THE PROBLEM: Repeat every record below exactly, leaving out the pictures.

DATA:
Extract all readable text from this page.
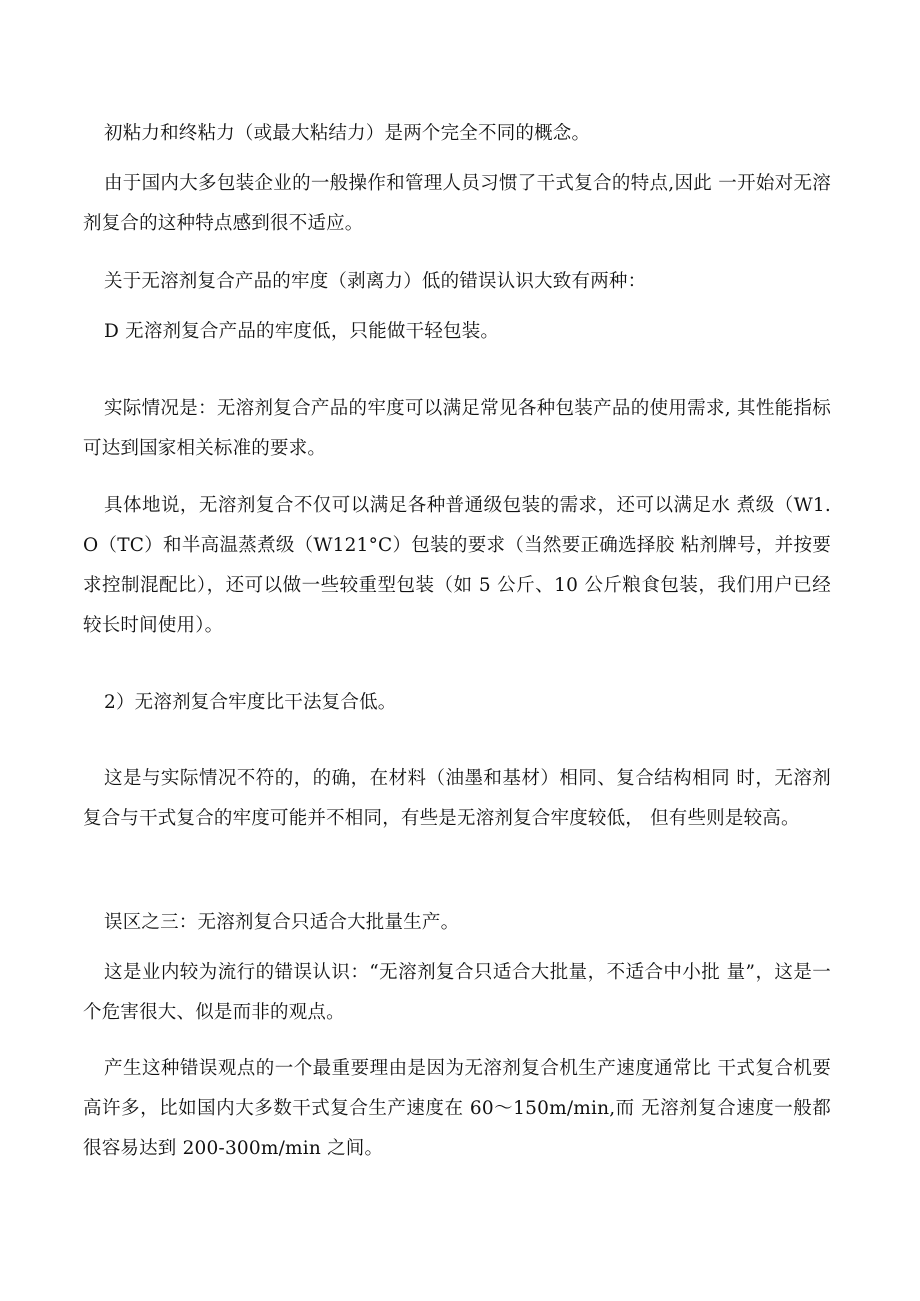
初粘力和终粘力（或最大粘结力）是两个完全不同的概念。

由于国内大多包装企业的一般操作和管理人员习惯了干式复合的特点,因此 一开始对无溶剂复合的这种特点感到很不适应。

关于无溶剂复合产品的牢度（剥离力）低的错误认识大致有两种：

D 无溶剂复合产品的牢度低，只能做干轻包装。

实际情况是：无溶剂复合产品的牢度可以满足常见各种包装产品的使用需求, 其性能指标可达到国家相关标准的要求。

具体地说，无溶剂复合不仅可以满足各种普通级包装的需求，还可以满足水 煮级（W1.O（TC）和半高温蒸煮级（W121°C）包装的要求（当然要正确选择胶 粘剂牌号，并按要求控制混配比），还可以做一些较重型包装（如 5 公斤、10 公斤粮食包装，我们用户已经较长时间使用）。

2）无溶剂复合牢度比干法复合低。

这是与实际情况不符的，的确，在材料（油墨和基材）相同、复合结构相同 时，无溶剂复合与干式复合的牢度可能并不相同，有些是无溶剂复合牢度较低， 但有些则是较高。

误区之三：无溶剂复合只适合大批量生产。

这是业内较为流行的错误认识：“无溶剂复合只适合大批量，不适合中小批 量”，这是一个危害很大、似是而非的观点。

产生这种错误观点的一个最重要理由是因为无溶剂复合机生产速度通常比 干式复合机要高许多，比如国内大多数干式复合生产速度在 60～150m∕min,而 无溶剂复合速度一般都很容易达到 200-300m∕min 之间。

WRITTEN SOLUTION:
Extract all readable text from this page.
初粘力和终粘力（或最大粘结力）是两个完全不同的概念。

由于国内大多包装企业的一般操作和管理人员习惯了干式复合的特点,因此 一开始对无溶剂复合的这种特点感到很不适应。

关于无溶剂复合产品的牢度（剥离力）低的错误认识大致有两种：

D 无溶剂复合产品的牢度低，只能做干轻包装。

实际情况是：无溶剂复合产品的牢度可以满足常见各种包装产品的使用需求, 其性能指标可达到国家相关标准的要求。

具体地说，无溶剂复合不仅可以满足各种普通级包装的需求，还可以满足水 煮级（W1.O（TC）和半高温蒸煮级（W121°C）包装的要求（当然要正确选择胶 粘剂牌号，并按要求控制混配比），还可以做一些较重型包装（如 5 公斤、10 公斤粮食包装，我们用户已经较长时间使用）。

2）无溶剂复合牢度比干法复合低。

这是与实际情况不符的，的确，在材料（油墨和基材）相同、复合结构相同 时，无溶剂复合与干式复合的牢度可能并不相同，有些是无溶剂复合牢度较低， 但有些则是较高。

误区之三：无溶剂复合只适合大批量生产。

这是业内较为流行的错误认识：“无溶剂复合只适合大批量，不适合中小批 量”，这是一个危害很大、似是而非的观点。

产生这种错误观点的一个最重要理由是因为无溶剂复合机生产速度通常比 干式复合机要高许多，比如国内大多数干式复合生产速度在 60～150m∕min,而 无溶剂复合速度一般都很容易达到 200-300m∕min 之间。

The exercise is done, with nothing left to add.